- _What you have to do_: Reproduce the material word for word; the images stay out.

- _Data for this exercise_:
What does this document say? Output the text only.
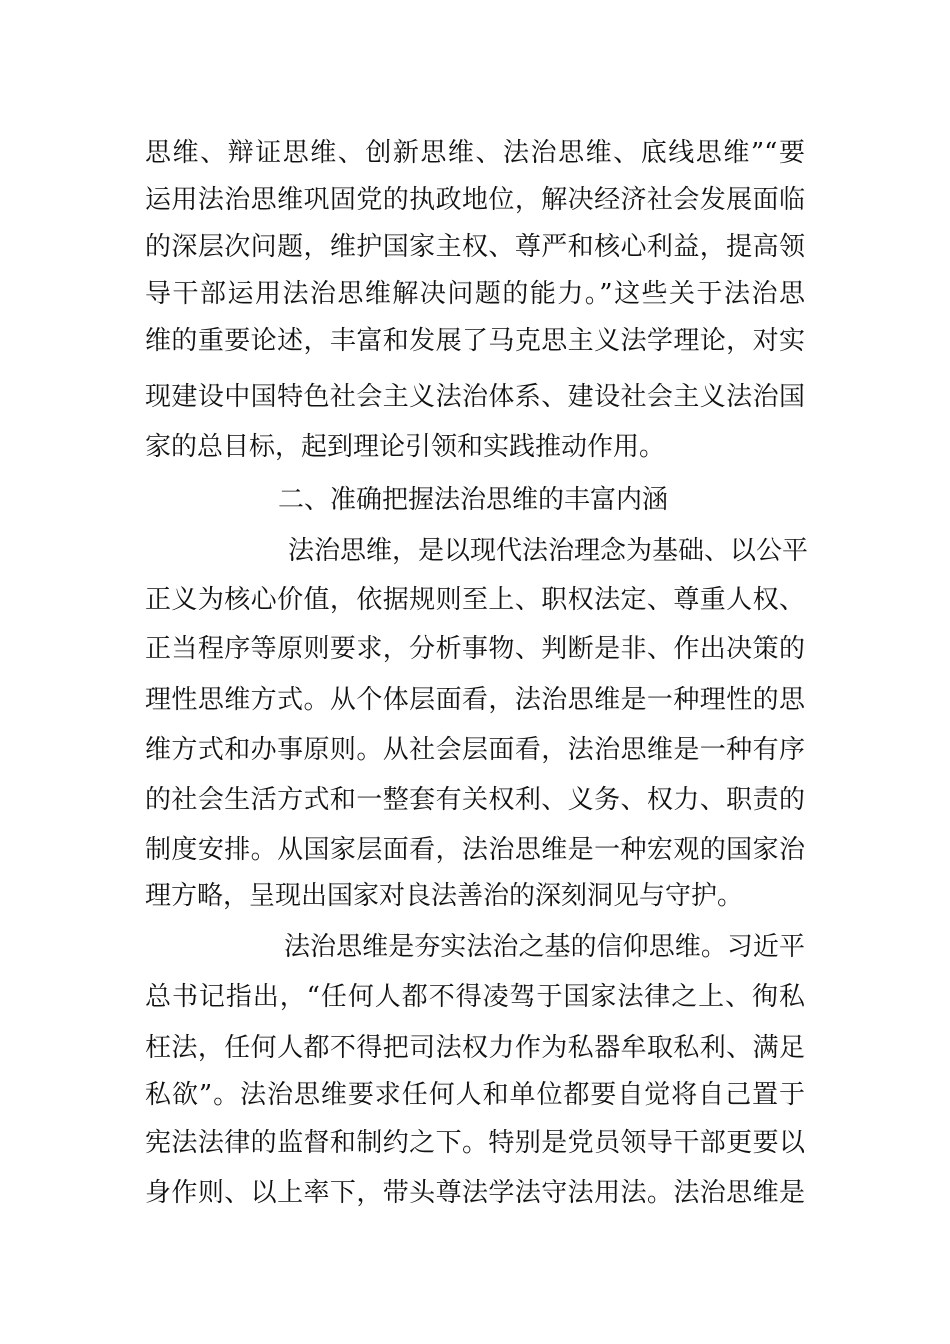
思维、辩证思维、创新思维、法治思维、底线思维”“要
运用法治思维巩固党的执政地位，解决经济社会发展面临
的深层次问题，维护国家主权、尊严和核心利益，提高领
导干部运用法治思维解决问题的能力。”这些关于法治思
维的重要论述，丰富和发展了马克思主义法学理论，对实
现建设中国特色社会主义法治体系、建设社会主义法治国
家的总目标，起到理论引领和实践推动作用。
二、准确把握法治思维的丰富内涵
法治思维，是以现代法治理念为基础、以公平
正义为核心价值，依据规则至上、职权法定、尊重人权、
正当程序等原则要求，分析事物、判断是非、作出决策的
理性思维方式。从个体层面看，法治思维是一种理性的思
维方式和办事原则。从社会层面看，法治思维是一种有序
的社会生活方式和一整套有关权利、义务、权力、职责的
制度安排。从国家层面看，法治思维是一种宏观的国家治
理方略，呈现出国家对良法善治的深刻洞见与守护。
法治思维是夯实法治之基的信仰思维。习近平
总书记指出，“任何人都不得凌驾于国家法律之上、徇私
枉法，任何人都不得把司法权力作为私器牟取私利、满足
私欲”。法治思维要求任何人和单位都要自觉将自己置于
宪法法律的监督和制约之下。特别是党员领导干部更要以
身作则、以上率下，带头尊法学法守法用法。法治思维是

- _Result of the task_:
What does this document say? Output the text only.
思维、辩证思维、创新思维、法治思维、底线思维”“要
运用法治思维巩固党的执政地位，解决经济社会发展面临
的深层次问题，维护国家主权、尊严和核心利益，提高领
导干部运用法治思维解决问题的能力。”这些关于法治思
维的重要论述，丰富和发展了马克思主义法学理论，对实
现建设中国特色社会主义法治体系、建设社会主义法治国
家的总目标，起到理论引领和实践推动作用。
二、准确把握法治思维的丰富内涵
法治思维，是以现代法治理念为基础、以公平
正义为核心价值，依据规则至上、职权法定、尊重人权、
正当程序等原则要求，分析事物、判断是非、作出决策的
理性思维方式。从个体层面看，法治思维是一种理性的思
维方式和办事原则。从社会层面看，法治思维是一种有序
的社会生活方式和一整套有关权利、义务、权力、职责的
制度安排。从国家层面看，法治思维是一种宏观的国家治
理方略，呈现出国家对良法善治的深刻洞见与守护。
法治思维是夯实法治之基的信仰思维。习近平
总书记指出，“任何人都不得凌驾于国家法律之上、徇私
枉法，任何人都不得把司法权力作为私器牟取私利、满足
私欲”。法治思维要求任何人和单位都要自觉将自己置于
宪法法律的监督和制约之下。特别是党员领导干部更要以
身作则、以上率下，带头尊法学法守法用法。法治思维是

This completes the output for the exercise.